### Exercise directions
Produce a verbatim copy of the entries listed below.

(Items listed in a dataset)
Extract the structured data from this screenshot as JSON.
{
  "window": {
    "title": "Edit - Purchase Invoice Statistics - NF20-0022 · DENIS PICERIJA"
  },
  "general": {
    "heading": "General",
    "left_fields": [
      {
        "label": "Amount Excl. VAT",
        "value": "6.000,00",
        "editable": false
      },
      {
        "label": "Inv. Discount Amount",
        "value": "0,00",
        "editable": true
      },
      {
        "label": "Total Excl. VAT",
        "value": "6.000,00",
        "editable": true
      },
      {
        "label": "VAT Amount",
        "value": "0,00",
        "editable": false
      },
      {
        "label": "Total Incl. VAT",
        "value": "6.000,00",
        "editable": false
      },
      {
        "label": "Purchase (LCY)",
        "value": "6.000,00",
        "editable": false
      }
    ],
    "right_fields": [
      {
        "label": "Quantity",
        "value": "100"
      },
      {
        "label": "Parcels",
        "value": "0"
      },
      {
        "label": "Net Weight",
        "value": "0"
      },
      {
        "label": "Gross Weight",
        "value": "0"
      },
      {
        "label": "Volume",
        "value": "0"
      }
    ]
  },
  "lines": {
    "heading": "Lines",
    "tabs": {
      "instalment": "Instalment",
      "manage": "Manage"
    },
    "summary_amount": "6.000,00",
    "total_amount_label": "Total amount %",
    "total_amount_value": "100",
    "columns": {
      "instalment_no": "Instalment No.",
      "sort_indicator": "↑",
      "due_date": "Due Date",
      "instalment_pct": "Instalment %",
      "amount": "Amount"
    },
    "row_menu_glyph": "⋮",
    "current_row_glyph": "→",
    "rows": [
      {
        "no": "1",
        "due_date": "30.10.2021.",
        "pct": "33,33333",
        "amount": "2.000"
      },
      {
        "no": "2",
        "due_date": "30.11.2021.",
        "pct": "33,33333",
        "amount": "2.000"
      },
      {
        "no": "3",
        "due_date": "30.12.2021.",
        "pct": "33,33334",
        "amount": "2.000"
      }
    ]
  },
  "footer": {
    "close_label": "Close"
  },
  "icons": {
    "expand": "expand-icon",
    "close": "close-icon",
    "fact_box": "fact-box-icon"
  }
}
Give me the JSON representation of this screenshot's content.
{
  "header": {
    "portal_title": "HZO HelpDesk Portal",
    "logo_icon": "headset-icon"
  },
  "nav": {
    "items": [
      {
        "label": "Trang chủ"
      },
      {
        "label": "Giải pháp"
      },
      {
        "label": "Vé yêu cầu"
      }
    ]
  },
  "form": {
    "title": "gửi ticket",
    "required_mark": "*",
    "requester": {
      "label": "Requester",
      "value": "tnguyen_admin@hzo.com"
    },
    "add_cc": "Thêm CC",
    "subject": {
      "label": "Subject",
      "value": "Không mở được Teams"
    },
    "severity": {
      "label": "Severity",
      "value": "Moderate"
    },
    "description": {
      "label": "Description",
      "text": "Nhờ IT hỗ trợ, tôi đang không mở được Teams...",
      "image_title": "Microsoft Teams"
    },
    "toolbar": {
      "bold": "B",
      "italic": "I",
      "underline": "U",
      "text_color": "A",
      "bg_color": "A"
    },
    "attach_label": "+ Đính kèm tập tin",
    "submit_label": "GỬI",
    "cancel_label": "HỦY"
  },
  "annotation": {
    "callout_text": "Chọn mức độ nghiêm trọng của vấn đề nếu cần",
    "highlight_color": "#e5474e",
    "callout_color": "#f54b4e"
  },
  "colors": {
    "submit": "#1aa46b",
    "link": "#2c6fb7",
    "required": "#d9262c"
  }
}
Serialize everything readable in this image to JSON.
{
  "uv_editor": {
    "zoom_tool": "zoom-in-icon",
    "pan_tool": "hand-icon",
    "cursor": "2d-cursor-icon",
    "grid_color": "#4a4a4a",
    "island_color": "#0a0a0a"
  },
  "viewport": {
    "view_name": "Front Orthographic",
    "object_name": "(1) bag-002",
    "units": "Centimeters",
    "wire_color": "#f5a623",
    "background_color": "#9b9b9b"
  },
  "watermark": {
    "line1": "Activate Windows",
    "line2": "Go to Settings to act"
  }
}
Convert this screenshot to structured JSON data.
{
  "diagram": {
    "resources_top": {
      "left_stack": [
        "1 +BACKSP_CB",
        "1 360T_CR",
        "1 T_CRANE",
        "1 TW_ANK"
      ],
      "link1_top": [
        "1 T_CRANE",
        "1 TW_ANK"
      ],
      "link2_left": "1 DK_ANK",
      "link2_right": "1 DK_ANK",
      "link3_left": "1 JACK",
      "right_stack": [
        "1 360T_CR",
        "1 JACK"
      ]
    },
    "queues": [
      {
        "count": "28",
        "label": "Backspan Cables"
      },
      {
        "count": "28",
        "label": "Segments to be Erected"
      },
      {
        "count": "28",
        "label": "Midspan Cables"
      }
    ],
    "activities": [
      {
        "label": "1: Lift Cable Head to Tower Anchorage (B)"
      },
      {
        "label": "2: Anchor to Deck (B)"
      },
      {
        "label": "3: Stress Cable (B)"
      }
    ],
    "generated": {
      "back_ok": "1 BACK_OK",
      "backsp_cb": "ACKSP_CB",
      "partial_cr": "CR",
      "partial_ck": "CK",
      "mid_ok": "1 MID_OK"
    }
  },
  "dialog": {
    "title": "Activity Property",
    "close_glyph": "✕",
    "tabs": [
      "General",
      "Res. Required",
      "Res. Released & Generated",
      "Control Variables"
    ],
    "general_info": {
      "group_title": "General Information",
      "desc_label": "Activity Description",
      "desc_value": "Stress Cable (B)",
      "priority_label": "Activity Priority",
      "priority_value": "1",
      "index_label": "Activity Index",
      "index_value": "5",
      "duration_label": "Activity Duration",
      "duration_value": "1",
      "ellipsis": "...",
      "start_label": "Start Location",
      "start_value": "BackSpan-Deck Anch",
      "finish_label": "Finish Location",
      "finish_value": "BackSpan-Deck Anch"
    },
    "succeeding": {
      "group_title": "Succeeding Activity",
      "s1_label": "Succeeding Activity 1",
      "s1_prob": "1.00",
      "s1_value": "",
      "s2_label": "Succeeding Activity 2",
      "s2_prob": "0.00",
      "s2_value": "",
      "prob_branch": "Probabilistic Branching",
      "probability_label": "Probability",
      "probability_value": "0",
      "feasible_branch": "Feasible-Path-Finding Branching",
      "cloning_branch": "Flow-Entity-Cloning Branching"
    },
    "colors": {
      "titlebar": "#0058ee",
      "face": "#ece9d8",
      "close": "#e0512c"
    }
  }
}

### Result
Extract the structured data from this screenshot as JSON.
{
  "window": {
    "title": "Edit - Purchase Invoice Statistics - NF20-0022 · DENIS PICERIJA"
  },
  "general": {
    "heading": "General",
    "left_fields": [
      {
        "label": "Amount Excl. VAT",
        "value": "6.000,00",
        "editable": false
      },
      {
        "label": "Inv. Discount Amount",
        "value": "0,00",
        "editable": true
      },
      {
        "label": "Total Excl. VAT",
        "value": "6.000,00",
        "editable": true
      },
      {
        "label": "VAT Amount",
        "value": "0,00",
        "editable": false
      },
      {
        "label": "Total Incl. VAT",
        "value": "6.000,00",
        "editable": false
      },
      {
        "label": "Purchase (LCY)",
        "value": "6.000,00",
        "editable": false
      }
    ],
    "right_fields": [
      {
        "label": "Quantity",
        "value": "100"
      },
      {
        "label": "Parcels",
        "value": "0"
      },
      {
        "label": "Net Weight",
        "value": "0"
      },
      {
        "label": "Gross Weight",
        "value": "0"
      },
      {
        "label": "Volume",
        "value": "0"
      }
    ]
  },
  "lines": {
    "heading": "Lines",
    "tabs": {
      "instalment": "Instalment",
      "manage": "Manage"
    },
    "summary_amount": "6.000,00",
    "total_amount_label": "Total amount %",
    "total_amount_value": "100",
    "columns": {
      "instalment_no": "Instalment No.",
      "sort_indicator": "↑",
      "due_date": "Due Date",
      "instalment_pct": "Instalment %",
      "amount": "Amount"
    },
    "row_menu_glyph": "⋮",
    "current_row_glyph": "→",
    "rows": [
      {
        "no": "1",
        "due_date": "30.10.2021.",
        "pct": "33,33333",
        "amount": "2.000"
      },
      {
        "no": "2",
        "due_date": "30.11.2021.",
        "pct": "33,33333",
        "amount": "2.000"
      },
      {
        "no": "3",
        "due_date": "30.12.2021.",
        "pct": "33,33334",
        "amount": "2.000"
      }
    ]
  },
  "footer": {
    "close_label": "Close"
  },
  "icons": {
    "expand": "expand-icon",
    "close": "close-icon",
    "fact_box": "fact-box-icon"
  }
}
Give me the JSON representation of this screenshot's content.
{
  "header": {
    "portal_title": "HZO HelpDesk Portal",
    "logo_icon": "headset-icon"
  },
  "nav": {
    "items": [
      {
        "label": "Trang chủ"
      },
      {
        "label": "Giải pháp"
      },
      {
        "label": "Vé yêu cầu"
      }
    ]
  },
  "form": {
    "title": "gửi ticket",
    "required_mark": "*",
    "requester": {
      "label": "Requester",
      "value": "tnguyen_admin@hzo.com"
    },
    "add_cc": "Thêm CC",
    "subject": {
      "label": "Subject",
      "value": "Không mở được Teams"
    },
    "severity": {
      "label": "Severity",
      "value": "Moderate"
    },
    "description": {
      "label": "Description",
      "text": "Nhờ IT hỗ trợ, tôi đang không mở được Teams...",
      "image_title": "Microsoft Teams"
    },
    "toolbar": {
      "bold": "B",
      "italic": "I",
      "underline": "U",
      "text_color": "A",
      "bg_color": "A"
    },
    "attach_label": "+ Đính kèm tập tin",
    "submit_label": "GỬI",
    "cancel_label": "HỦY"
  },
  "annotation": {
    "callout_text": "Chọn mức độ nghiêm trọng của vấn đề nếu cần",
    "highlight_color": "#e5474e",
    "callout_color": "#f54b4e"
  },
  "colors": {
    "submit": "#1aa46b",
    "link": "#2c6fb7",
    "required": "#d9262c"
  }
}
Serialize everything readable in this image to JSON.
{
  "uv_editor": {
    "zoom_tool": "zoom-in-icon",
    "pan_tool": "hand-icon",
    "cursor": "2d-cursor-icon",
    "grid_color": "#4a4a4a",
    "island_color": "#0a0a0a"
  },
  "viewport": {
    "view_name": "Front Orthographic",
    "object_name": "(1) bag-002",
    "units": "Centimeters",
    "wire_color": "#f5a623",
    "background_color": "#9b9b9b"
  },
  "watermark": {
    "line1": "Activate Windows",
    "line2": "Go to Settings to act"
  }
}
Convert this screenshot to structured JSON data.
{
  "diagram": {
    "resources_top": {
      "left_stack": [
        "1 +BACKSP_CB",
        "1 360T_CR",
        "1 T_CRANE",
        "1 TW_ANK"
      ],
      "link1_top": [
        "1 T_CRANE",
        "1 TW_ANK"
      ],
      "link2_left": "1 DK_ANK",
      "link2_right": "1 DK_ANK",
      "link3_left": "1 JACK",
      "right_stack": [
        "1 360T_CR",
        "1 JACK"
      ]
    },
    "queues": [
      {
        "count": "28",
        "label": "Backspan Cables"
      },
      {
        "count": "28",
        "label": "Segments to be Erected"
      },
      {
        "count": "28",
        "label": "Midspan Cables"
      }
    ],
    "activities": [
      {
        "label": "1: Lift Cable Head to Tower Anchorage (B)"
      },
      {
        "label": "2: Anchor to Deck (B)"
      },
      {
        "label": "3: Stress Cable (B)"
      }
    ],
    "generated": {
      "back_ok": "1 BACK_OK",
      "backsp_cb": "ACKSP_CB",
      "partial_cr": "CR",
      "partial_ck": "CK",
      "mid_ok": "1 MID_OK"
    }
  },
  "dialog": {
    "title": "Activity Property",
    "close_glyph": "✕",
    "tabs": [
      "General",
      "Res. Required",
      "Res. Released & Generated",
      "Control Variables"
    ],
    "general_info": {
      "group_title": "General Information",
      "desc_label": "Activity Description",
      "desc_value": "Stress Cable (B)",
      "priority_label": "Activity Priority",
      "priority_value": "1",
      "index_label": "Activity Index",
      "index_value": "5",
      "duration_label": "Activity Duration",
      "duration_value": "1",
      "ellipsis": "...",
      "start_label": "Start Location",
      "start_value": "BackSpan-Deck Anch",
      "finish_label": "Finish Location",
      "finish_value": "BackSpan-Deck Anch"
    },
    "succeeding": {
      "group_title": "Succeeding Activity",
      "s1_label": "Succeeding Activity 1",
      "s1_prob": "1.00",
      "s1_value": "",
      "s2_label": "Succeeding Activity 2",
      "s2_prob": "0.00",
      "s2_value": "",
      "prob_branch": "Probabilistic Branching",
      "probability_label": "Probability",
      "probability_value": "0",
      "feasible_branch": "Feasible-Path-Finding Branching",
      "cloning_branch": "Flow-Entity-Cloning Branching"
    },
    "colors": {
      "titlebar": "#0058ee",
      "face": "#ece9d8",
      "close": "#e0512c"
    }
  }
}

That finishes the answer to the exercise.